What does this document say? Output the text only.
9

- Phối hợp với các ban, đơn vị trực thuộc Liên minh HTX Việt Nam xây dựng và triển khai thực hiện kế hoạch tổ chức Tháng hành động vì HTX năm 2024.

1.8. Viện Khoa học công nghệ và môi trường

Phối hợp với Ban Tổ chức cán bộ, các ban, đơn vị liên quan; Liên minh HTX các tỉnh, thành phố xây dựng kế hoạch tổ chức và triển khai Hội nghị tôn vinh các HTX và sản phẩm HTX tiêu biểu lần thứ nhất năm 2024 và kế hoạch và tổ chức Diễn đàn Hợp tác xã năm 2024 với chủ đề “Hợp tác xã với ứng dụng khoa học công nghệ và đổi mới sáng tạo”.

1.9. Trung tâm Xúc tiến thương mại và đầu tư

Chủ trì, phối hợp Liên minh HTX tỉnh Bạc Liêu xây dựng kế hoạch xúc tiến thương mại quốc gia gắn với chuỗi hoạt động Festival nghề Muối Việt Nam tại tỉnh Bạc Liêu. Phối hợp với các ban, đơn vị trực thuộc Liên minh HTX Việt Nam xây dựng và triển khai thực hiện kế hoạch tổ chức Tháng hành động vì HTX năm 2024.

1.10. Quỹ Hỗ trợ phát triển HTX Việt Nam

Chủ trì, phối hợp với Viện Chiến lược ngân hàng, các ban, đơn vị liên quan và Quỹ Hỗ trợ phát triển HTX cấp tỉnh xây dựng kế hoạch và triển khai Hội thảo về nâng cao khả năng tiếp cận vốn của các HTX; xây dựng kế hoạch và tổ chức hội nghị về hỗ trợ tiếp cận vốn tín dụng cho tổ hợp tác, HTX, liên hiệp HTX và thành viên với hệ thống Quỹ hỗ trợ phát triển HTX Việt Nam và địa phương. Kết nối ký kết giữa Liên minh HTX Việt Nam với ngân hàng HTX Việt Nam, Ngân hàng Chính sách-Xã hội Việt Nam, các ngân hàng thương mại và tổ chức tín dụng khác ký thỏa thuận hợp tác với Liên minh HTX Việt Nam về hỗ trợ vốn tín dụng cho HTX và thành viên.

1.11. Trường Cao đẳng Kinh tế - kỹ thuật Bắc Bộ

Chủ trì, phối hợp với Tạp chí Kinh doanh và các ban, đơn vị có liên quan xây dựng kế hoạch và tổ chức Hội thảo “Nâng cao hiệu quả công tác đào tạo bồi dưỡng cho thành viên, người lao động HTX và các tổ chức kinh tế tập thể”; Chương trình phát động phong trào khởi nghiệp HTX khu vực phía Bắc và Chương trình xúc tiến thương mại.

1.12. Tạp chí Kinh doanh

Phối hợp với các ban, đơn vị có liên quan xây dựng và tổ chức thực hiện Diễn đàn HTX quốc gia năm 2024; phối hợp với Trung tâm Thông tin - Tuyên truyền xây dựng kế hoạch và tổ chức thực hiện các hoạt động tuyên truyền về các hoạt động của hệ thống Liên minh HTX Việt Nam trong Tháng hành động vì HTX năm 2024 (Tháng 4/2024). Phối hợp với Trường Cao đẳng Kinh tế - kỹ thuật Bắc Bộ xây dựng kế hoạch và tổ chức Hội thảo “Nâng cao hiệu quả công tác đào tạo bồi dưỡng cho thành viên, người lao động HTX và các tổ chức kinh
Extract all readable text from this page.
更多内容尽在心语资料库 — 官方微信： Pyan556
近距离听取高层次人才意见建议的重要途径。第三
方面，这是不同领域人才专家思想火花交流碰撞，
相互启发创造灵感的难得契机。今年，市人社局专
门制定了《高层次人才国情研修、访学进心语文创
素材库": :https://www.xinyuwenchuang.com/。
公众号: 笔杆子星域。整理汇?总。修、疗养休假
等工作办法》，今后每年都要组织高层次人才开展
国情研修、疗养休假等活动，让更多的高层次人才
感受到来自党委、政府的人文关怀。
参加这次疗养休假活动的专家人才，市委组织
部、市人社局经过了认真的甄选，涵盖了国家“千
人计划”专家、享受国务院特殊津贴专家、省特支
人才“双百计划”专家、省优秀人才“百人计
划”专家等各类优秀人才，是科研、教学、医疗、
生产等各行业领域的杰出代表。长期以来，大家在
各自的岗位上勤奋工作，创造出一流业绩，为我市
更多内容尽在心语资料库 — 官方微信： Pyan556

--------------------------------

Exercise description: Extract all lines as given.

Written answer:
What does this document say? Output the text only.
9

- Phối hợp với các ban, đơn vị trực thuộc Liên minh HTX Việt Nam xây dựng và triển khai thực hiện kế hoạch tổ chức Tháng hành động vì HTX năm 2024.

1.8. Viện Khoa học công nghệ và môi trường

Phối hợp với Ban Tổ chức cán bộ, các ban, đơn vị liên quan; Liên minh HTX các tỉnh, thành phố xây dựng kế hoạch tổ chức và triển khai Hội nghị tôn vinh các HTX và sản phẩm HTX tiêu biểu lần thứ nhất năm 2024 và kế hoạch và tổ chức Diễn đàn Hợp tác xã năm 2024 với chủ đề “Hợp tác xã với ứng dụng khoa học công nghệ và đổi mới sáng tạo”.

1.9. Trung tâm Xúc tiến thương mại và đầu tư

Chủ trì, phối hợp Liên minh HTX tỉnh Bạc Liêu xây dựng kế hoạch xúc tiến thương mại quốc gia gắn với chuỗi hoạt động Festival nghề Muối Việt Nam tại tỉnh Bạc Liêu. Phối hợp với các ban, đơn vị trực thuộc Liên minh HTX Việt Nam xây dựng và triển khai thực hiện kế hoạch tổ chức Tháng hành động vì HTX năm 2024.

1.10. Quỹ Hỗ trợ phát triển HTX Việt Nam

Chủ trì, phối hợp với Viện Chiến lược ngân hàng, các ban, đơn vị liên quan và Quỹ Hỗ trợ phát triển HTX cấp tỉnh xây dựng kế hoạch và triển khai Hội thảo về nâng cao khả năng tiếp cận vốn của các HTX; xây dựng kế hoạch và tổ chức hội nghị về hỗ trợ tiếp cận vốn tín dụng cho tổ hợp tác, HTX, liên hiệp HTX và thành viên với hệ thống Quỹ hỗ trợ phát triển HTX Việt Nam và địa phương. Kết nối ký kết giữa Liên minh HTX Việt Nam với ngân hàng HTX Việt Nam, Ngân hàng Chính sách-Xã hội Việt Nam, các ngân hàng thương mại và tổ chức tín dụng khác ký thỏa thuận hợp tác với Liên minh HTX Việt Nam về hỗ trợ vốn tín dụng cho HTX và thành viên.

1.11. Trường Cao đẳng Kinh tế - kỹ thuật Bắc Bộ

Chủ trì, phối hợp với Tạp chí Kinh doanh và các ban, đơn vị có liên quan xây dựng kế hoạch và tổ chức Hội thảo “Nâng cao hiệu quả công tác đào tạo bồi dưỡng cho thành viên, người lao động HTX và các tổ chức kinh tế tập thể”; Chương trình phát động phong trào khởi nghiệp HTX khu vực phía Bắc và Chương trình xúc tiến thương mại.

1.12. Tạp chí Kinh doanh

Phối hợp với các ban, đơn vị có liên quan xây dựng và tổ chức thực hiện Diễn đàn HTX quốc gia năm 2024; phối hợp với Trung tâm Thông tin - Tuyên truyền xây dựng kế hoạch và tổ chức thực hiện các hoạt động tuyên truyền về các hoạt động của hệ thống Liên minh HTX Việt Nam trong Tháng hành động vì HTX năm 2024 (Tháng 4/2024). Phối hợp với Trường Cao đẳng Kinh tế - kỹ thuật Bắc Bộ xây dựng kế hoạch và tổ chức Hội thảo “Nâng cao hiệu quả công tác đào tạo bồi dưỡng cho thành viên, người lao động HTX và các tổ chức kinh
Extract all readable text from this page.
更多内容尽在心语资料库 — 官方微信： Pyan556
近距离听取高层次人才意见建议的重要途径。第三
方面，这是不同领域人才专家思想火花交流碰撞，
相互启发创造灵感的难得契机。今年，市人社局专
门制定了《高层次人才国情研修、访学进心语文创
素材库": :https://www.xinyuwenchuang.com/。
公众号: 笔杆子星域。整理汇?总。修、疗养休假
等工作办法》，今后每年都要组织高层次人才开展
国情研修、疗养休假等活动，让更多的高层次人才
感受到来自党委、政府的人文关怀。
参加这次疗养休假活动的专家人才，市委组织
部、市人社局经过了认真的甄选，涵盖了国家“千
人计划”专家、享受国务院特殊津贴专家、省特支
人才“双百计划”专家、省优秀人才“百人计
划”专家等各类优秀人才，是科研、教学、医疗、
生产等各行业领域的杰出代表。长期以来，大家在
各自的岗位上勤奋工作，创造出一流业绩，为我市
更多内容尽在心语资料库 — 官方微信： Pyan556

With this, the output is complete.